What is expected: Records follow. Pull out every line that contains "members".

Dataset items
<<<<
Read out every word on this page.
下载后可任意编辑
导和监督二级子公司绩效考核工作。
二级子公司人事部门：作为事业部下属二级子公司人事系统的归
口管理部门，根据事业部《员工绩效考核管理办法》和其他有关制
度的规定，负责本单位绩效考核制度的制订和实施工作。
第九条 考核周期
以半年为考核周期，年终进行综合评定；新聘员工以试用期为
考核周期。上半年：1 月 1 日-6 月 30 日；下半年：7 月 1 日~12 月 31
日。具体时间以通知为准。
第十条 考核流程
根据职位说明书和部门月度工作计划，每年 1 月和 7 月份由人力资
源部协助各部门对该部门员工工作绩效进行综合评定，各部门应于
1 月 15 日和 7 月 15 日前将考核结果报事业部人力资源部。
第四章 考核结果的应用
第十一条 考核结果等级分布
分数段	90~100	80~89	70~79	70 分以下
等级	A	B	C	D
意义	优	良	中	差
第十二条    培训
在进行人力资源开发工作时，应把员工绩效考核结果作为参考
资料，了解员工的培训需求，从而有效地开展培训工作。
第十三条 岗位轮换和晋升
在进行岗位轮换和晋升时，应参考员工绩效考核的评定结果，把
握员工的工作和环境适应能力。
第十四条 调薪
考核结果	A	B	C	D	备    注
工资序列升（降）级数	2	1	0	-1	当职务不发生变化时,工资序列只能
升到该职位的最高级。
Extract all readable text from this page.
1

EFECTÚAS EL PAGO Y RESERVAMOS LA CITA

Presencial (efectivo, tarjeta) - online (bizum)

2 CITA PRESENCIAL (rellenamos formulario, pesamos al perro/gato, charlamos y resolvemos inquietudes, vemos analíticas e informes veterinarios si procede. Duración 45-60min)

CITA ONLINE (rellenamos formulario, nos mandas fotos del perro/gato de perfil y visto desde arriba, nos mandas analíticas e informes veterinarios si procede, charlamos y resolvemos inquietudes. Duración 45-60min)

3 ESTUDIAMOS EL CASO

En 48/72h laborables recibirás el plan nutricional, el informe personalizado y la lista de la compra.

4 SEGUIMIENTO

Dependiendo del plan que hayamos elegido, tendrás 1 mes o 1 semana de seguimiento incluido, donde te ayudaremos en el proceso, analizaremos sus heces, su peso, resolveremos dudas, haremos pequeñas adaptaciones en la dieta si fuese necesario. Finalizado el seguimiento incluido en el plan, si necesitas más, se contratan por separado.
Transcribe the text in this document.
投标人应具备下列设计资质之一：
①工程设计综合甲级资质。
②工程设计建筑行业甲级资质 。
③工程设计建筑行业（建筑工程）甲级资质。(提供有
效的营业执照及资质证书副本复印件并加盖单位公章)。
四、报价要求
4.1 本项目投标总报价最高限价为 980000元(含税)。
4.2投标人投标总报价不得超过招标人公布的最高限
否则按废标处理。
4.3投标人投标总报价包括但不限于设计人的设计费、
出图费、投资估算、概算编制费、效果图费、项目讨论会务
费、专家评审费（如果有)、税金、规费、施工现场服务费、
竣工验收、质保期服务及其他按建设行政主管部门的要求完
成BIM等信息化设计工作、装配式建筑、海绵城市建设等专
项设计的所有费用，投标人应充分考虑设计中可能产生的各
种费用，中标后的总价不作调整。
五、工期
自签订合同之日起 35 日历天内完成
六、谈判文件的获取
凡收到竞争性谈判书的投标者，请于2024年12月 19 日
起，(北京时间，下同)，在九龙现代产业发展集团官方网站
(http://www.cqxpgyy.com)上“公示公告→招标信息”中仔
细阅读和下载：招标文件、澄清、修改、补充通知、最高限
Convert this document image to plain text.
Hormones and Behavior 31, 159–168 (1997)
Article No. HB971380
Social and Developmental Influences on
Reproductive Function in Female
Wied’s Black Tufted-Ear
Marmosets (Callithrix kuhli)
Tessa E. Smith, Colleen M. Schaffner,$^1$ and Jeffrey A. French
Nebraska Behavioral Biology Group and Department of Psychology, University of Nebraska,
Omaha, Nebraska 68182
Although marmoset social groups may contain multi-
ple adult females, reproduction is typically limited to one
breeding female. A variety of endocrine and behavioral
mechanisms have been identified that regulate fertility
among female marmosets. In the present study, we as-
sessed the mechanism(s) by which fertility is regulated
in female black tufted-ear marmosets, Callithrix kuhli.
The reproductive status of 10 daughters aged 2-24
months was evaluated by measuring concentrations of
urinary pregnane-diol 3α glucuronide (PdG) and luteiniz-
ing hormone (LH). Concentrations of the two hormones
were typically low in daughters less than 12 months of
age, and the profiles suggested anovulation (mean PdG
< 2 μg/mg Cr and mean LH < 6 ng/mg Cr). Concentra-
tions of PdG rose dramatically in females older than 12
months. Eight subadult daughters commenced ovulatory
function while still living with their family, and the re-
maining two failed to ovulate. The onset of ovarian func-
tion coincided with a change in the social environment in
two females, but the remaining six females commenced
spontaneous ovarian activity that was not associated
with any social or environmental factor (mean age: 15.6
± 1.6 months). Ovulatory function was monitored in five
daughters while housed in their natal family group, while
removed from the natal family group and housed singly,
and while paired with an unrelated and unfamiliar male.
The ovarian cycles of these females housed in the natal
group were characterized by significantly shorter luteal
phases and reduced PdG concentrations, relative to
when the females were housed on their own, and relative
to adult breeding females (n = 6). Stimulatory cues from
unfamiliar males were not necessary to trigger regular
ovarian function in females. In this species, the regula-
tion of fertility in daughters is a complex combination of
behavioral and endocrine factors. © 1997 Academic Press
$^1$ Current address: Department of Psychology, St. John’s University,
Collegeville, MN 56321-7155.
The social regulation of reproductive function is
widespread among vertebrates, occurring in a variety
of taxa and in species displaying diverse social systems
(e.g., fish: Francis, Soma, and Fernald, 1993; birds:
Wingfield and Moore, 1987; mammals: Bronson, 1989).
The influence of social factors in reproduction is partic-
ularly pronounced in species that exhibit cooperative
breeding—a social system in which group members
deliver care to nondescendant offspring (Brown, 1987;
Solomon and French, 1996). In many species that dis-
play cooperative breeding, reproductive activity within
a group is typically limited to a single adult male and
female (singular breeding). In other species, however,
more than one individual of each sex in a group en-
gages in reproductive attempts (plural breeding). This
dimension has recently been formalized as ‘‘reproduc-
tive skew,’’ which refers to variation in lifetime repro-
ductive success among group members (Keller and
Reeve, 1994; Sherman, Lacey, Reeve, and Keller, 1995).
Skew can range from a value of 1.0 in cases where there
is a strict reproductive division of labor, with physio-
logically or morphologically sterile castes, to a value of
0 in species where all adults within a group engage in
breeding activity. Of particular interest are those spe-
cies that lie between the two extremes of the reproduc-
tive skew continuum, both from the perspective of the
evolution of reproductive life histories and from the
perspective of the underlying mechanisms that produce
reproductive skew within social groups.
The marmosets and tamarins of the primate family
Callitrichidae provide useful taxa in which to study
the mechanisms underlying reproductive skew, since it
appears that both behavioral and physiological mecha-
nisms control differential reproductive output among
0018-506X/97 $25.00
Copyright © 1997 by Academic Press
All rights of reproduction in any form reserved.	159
>>>>
Result:
breeding—a social system in which group members
ductive success among group members (Keller and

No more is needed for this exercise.